__What the task requires__
All lines featuring the string "Delivery" are to be listed.
## begin Given entries
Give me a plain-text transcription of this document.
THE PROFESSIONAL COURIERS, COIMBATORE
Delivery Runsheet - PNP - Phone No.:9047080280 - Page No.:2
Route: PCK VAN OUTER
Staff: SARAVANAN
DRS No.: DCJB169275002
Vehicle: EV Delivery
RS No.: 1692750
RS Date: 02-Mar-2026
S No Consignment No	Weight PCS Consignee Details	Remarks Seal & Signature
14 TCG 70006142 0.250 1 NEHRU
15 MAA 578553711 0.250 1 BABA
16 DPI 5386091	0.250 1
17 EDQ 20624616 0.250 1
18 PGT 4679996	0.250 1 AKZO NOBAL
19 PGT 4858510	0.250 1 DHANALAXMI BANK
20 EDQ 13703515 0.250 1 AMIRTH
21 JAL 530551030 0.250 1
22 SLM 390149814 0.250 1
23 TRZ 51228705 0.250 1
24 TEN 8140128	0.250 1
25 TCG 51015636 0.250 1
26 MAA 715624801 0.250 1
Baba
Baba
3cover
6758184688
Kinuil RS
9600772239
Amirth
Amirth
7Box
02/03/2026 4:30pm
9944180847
## end Given entries
## begin Given entries
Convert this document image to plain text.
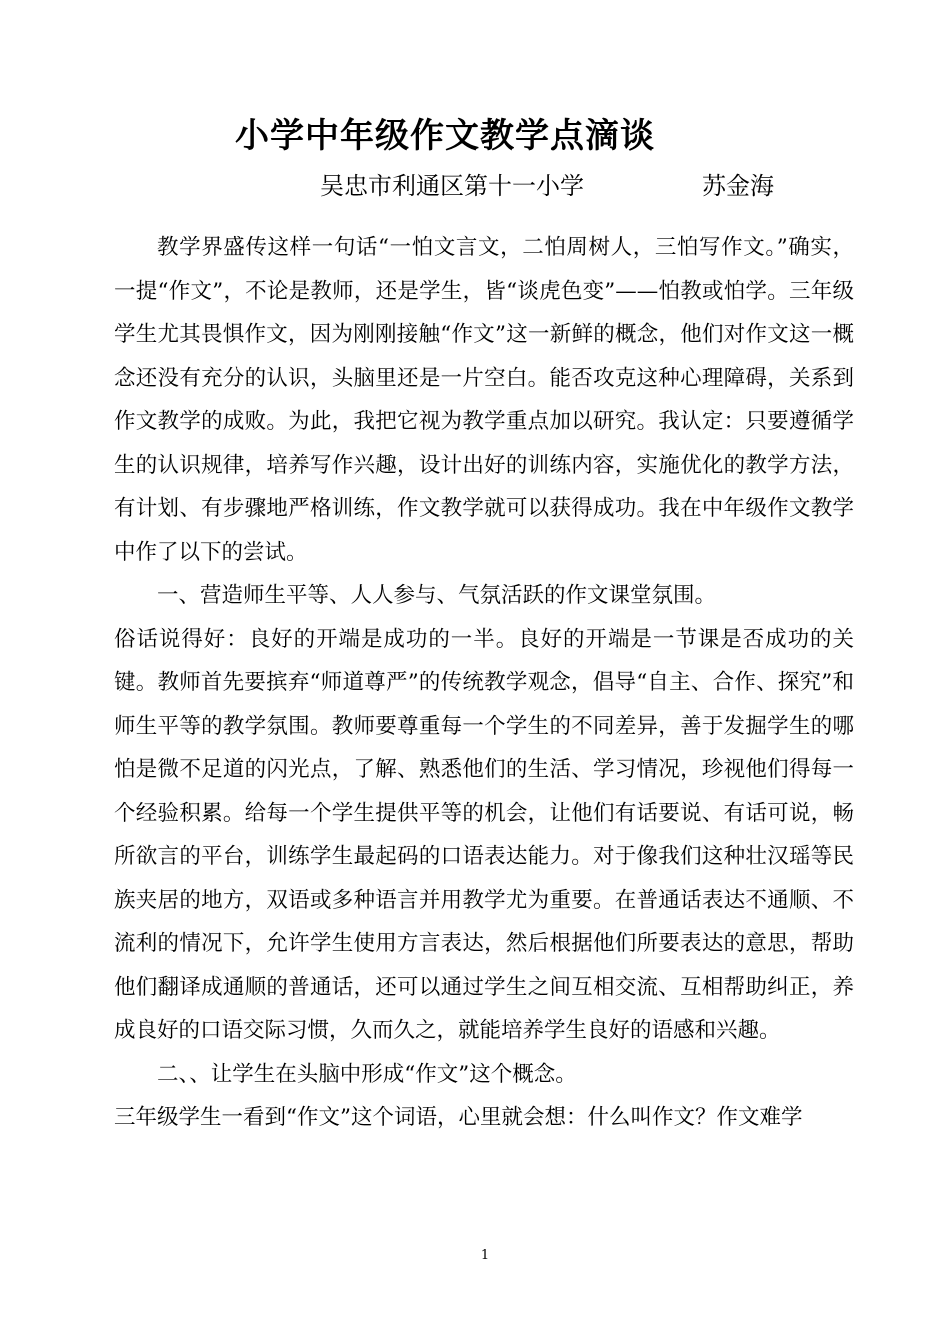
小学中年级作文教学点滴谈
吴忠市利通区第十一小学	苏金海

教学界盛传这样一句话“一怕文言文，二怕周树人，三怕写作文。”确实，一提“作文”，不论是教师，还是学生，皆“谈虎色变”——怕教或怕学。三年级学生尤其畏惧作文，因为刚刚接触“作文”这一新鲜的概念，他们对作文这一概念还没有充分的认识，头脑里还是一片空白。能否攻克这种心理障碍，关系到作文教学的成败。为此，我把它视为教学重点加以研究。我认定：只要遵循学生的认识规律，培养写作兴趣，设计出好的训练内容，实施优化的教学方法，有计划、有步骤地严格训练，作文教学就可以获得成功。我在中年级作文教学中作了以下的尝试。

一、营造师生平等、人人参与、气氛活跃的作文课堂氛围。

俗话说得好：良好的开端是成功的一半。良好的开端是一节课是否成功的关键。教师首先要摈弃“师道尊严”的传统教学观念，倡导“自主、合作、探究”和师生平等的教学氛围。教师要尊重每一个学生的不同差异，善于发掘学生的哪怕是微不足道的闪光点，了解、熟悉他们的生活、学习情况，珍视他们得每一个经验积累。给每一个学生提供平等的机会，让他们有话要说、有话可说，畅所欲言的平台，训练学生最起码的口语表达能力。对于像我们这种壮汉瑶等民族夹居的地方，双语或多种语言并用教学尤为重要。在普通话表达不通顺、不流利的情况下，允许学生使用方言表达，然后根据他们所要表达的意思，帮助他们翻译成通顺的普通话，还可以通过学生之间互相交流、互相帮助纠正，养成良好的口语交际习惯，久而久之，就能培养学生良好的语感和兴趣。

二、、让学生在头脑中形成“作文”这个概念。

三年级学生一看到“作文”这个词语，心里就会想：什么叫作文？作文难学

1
## end Given entries
__Response to this exercise__
Delivery Runsheet - PNP - Phone No.:9047080280 - Page No.:2
Vehicle: EV Delivery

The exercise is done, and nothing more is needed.